> [Task]
Pull out from the material below all lines with "allt".

(Data entries)
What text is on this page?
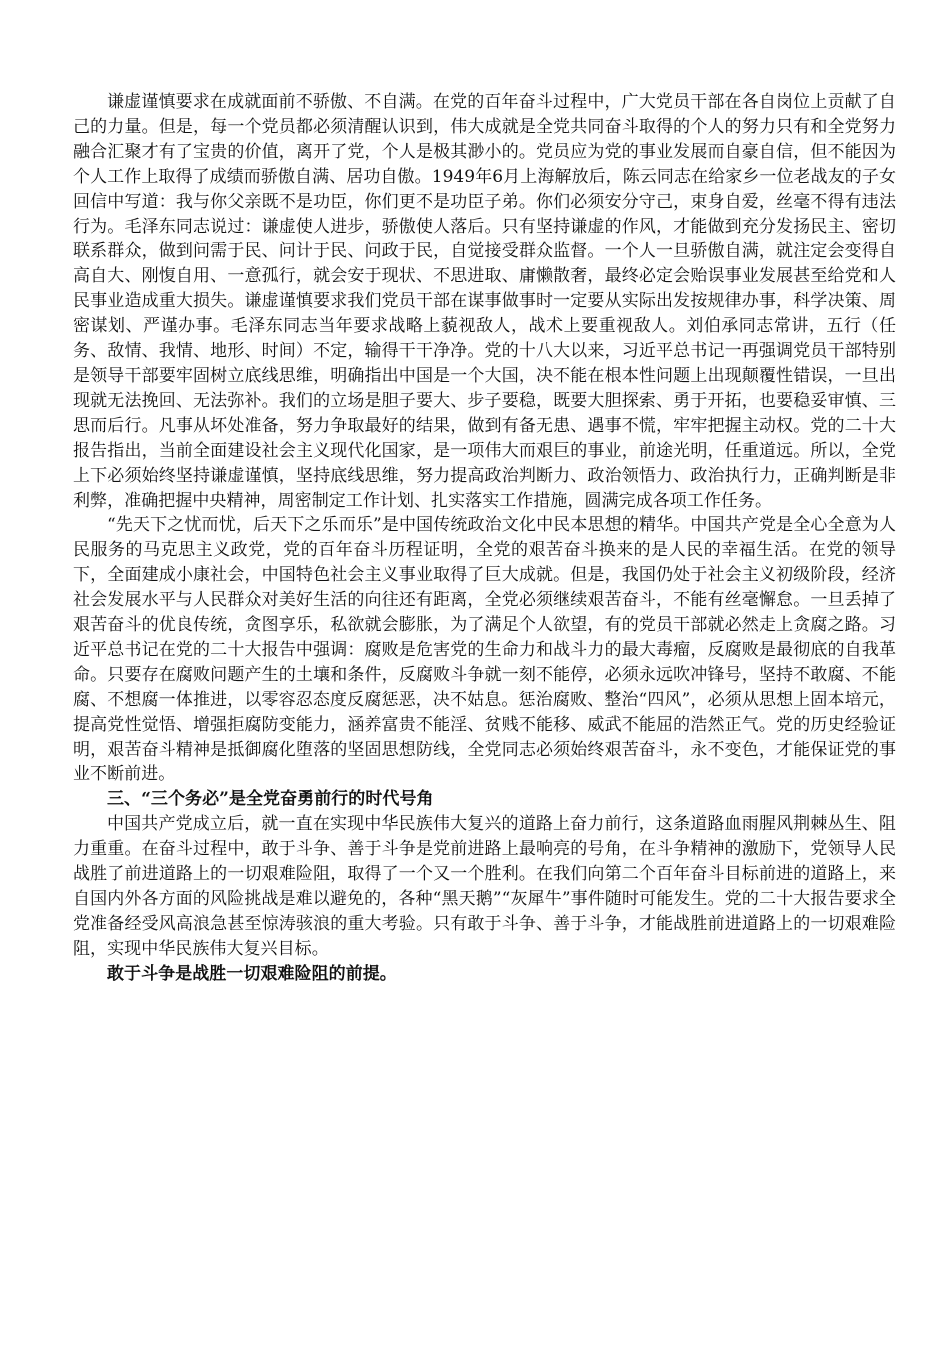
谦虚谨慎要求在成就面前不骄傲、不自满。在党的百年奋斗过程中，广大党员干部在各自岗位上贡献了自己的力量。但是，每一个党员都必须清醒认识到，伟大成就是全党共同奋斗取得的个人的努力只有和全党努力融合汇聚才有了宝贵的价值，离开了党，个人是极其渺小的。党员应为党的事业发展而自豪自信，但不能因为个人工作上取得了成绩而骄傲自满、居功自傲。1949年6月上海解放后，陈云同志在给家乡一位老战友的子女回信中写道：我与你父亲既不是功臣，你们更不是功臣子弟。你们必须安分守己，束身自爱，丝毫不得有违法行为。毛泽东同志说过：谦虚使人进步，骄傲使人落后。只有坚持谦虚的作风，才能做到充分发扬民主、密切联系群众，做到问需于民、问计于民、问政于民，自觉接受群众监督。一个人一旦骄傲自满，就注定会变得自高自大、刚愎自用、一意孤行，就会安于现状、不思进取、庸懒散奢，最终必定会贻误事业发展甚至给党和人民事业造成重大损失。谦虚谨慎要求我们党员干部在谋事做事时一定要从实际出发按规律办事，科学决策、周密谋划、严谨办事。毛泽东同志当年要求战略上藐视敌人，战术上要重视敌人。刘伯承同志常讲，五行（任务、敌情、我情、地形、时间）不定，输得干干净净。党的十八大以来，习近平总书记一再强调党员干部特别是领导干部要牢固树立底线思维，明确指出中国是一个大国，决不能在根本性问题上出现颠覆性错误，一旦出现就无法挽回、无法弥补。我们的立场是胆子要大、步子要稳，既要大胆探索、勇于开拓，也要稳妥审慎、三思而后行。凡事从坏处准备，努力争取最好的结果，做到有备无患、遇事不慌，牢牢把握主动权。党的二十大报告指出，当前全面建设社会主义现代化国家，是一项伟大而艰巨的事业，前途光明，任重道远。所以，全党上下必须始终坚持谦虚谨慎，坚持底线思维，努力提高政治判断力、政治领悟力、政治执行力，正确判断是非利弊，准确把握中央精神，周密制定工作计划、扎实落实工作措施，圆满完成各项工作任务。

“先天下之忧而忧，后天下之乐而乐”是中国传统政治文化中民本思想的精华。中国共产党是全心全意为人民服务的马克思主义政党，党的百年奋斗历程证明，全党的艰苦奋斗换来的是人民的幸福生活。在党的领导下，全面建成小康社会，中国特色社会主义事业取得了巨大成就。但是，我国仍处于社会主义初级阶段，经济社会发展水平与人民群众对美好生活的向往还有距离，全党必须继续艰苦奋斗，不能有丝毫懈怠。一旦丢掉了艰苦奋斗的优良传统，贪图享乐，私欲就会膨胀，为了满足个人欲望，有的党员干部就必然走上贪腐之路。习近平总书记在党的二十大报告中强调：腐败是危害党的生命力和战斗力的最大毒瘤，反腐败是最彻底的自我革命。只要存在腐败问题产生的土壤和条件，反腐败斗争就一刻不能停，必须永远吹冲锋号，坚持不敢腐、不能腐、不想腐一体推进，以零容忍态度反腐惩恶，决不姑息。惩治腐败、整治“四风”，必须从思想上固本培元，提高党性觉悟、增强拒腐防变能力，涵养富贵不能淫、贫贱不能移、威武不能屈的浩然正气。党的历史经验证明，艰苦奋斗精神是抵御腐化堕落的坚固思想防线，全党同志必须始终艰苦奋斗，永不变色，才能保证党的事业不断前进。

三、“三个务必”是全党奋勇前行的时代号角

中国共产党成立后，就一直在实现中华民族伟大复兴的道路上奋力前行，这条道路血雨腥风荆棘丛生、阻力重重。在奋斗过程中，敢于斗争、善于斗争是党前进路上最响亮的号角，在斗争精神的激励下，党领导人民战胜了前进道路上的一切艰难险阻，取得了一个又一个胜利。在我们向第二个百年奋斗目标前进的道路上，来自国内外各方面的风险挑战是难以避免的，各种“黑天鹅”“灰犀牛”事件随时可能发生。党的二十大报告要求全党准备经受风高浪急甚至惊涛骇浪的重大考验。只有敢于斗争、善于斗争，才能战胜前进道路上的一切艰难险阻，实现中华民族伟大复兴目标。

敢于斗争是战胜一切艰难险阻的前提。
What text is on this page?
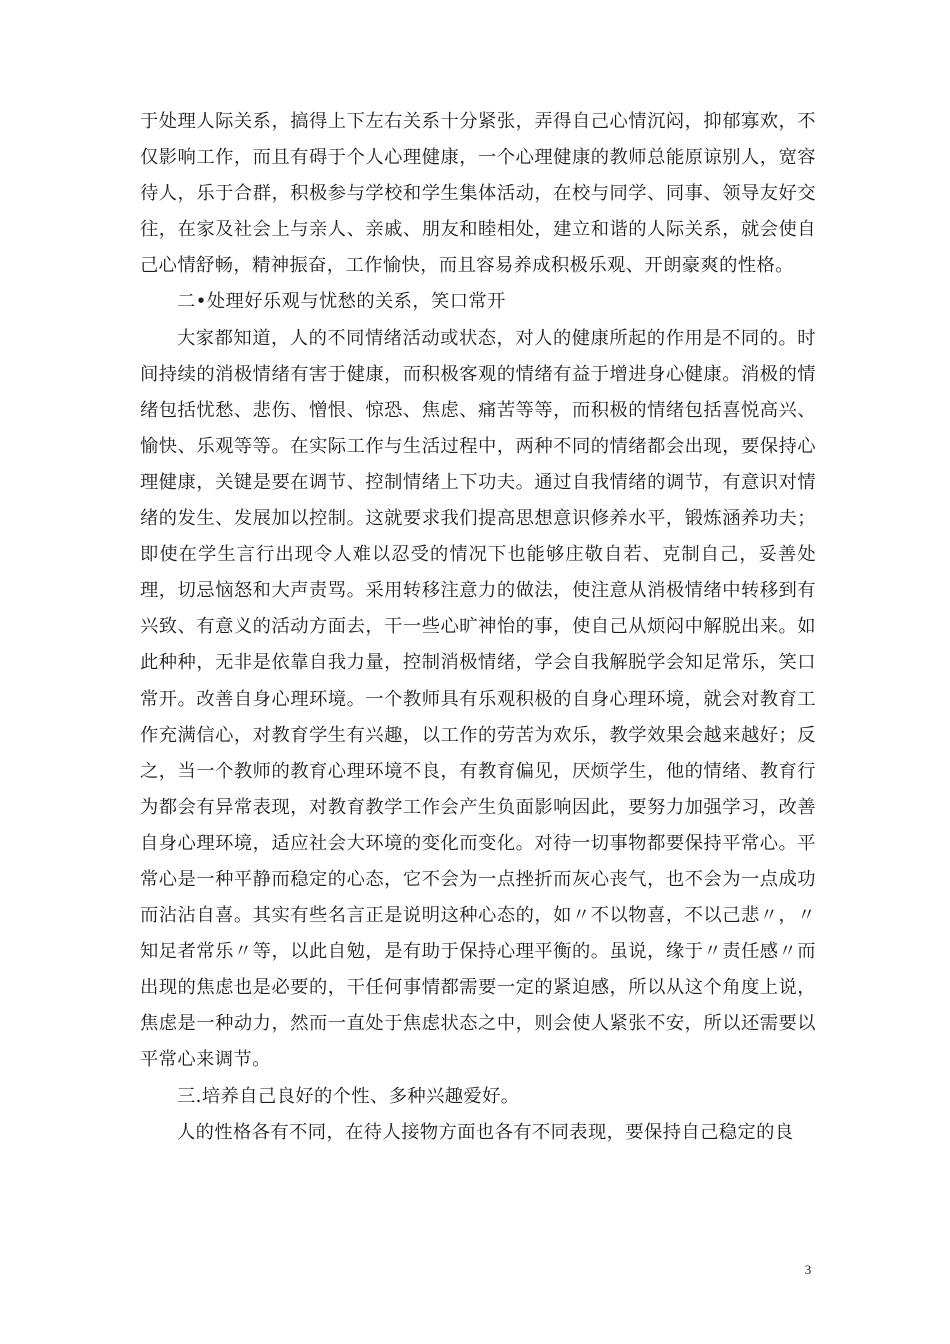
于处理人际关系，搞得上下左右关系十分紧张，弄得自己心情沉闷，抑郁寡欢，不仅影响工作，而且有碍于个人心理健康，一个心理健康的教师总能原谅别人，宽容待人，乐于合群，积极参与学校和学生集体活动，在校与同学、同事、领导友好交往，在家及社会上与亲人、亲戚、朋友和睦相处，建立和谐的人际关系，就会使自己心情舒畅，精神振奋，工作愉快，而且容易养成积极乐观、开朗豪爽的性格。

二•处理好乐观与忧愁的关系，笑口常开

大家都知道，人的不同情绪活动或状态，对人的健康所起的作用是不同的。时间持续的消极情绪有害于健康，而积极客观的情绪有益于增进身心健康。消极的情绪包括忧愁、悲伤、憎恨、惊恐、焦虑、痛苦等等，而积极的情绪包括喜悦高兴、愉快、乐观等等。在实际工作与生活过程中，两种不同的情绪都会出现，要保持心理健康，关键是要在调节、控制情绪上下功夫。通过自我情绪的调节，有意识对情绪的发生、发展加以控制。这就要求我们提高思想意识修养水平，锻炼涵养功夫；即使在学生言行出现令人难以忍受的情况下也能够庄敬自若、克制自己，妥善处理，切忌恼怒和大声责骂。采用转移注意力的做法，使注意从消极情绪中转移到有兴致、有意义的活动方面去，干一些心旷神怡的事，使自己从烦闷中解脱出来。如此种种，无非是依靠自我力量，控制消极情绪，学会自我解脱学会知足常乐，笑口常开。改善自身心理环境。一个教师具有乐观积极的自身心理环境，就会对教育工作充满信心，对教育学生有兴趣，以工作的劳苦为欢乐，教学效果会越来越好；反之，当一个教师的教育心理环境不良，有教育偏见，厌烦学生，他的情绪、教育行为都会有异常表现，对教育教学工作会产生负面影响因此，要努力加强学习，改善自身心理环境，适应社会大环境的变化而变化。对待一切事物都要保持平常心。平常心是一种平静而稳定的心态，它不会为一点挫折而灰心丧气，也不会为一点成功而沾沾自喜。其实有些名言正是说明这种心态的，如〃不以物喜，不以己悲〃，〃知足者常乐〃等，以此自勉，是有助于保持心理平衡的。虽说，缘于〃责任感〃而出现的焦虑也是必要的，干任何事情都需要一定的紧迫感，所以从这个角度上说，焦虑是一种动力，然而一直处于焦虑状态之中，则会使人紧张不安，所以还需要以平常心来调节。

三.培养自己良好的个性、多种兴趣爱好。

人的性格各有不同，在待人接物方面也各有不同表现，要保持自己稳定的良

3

---

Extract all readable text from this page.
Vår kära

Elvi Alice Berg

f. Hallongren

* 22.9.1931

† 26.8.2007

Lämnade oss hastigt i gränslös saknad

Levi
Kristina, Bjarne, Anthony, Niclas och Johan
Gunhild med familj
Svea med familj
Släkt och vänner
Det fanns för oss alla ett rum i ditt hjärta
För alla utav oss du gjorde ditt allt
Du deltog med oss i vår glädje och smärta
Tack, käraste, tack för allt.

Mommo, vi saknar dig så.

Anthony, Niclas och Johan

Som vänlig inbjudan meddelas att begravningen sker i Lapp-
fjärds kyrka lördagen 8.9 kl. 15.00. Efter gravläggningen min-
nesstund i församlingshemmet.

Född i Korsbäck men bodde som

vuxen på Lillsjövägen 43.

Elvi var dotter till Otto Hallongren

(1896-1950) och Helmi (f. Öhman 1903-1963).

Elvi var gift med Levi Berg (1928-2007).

---

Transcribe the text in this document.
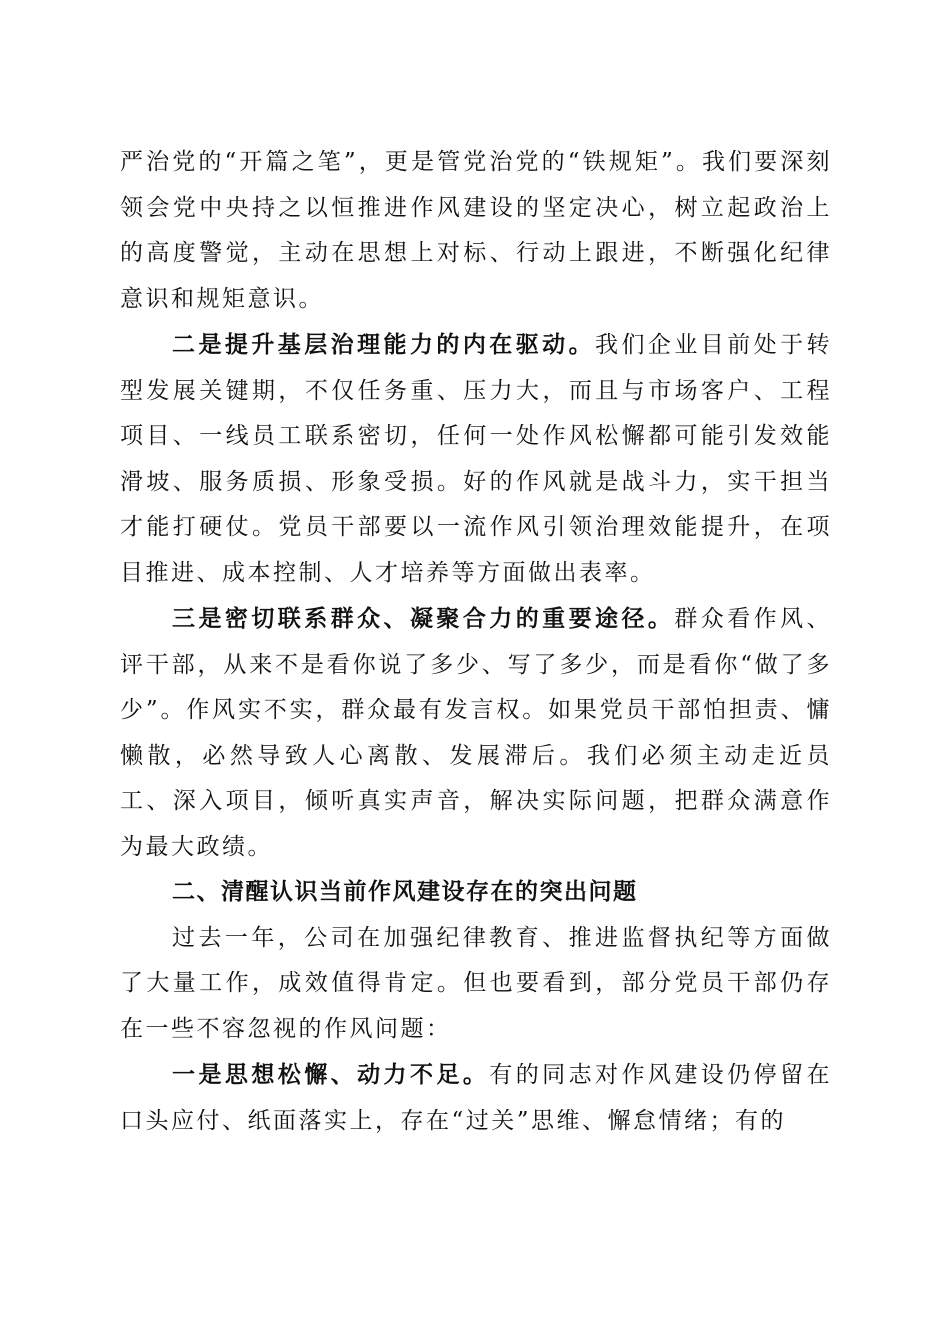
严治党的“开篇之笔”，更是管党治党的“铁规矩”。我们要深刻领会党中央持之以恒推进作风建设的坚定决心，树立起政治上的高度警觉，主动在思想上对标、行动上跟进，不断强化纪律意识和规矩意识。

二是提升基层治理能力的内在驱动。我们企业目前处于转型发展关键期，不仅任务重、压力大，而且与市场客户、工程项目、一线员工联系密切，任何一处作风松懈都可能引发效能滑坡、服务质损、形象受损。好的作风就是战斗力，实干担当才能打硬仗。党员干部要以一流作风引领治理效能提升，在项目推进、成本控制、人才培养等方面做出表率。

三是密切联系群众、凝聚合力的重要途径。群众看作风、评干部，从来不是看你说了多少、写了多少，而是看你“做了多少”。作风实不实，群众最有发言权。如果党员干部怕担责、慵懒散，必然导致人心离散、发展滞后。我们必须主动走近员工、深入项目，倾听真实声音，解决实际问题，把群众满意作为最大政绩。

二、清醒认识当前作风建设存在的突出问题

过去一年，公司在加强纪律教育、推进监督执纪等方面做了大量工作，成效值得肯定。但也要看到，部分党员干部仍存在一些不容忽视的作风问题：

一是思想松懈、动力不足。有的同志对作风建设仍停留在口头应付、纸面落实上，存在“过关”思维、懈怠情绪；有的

> [Task answer]
För alla utav oss du gjorde ditt allt
Tack, käraste, tack för allt.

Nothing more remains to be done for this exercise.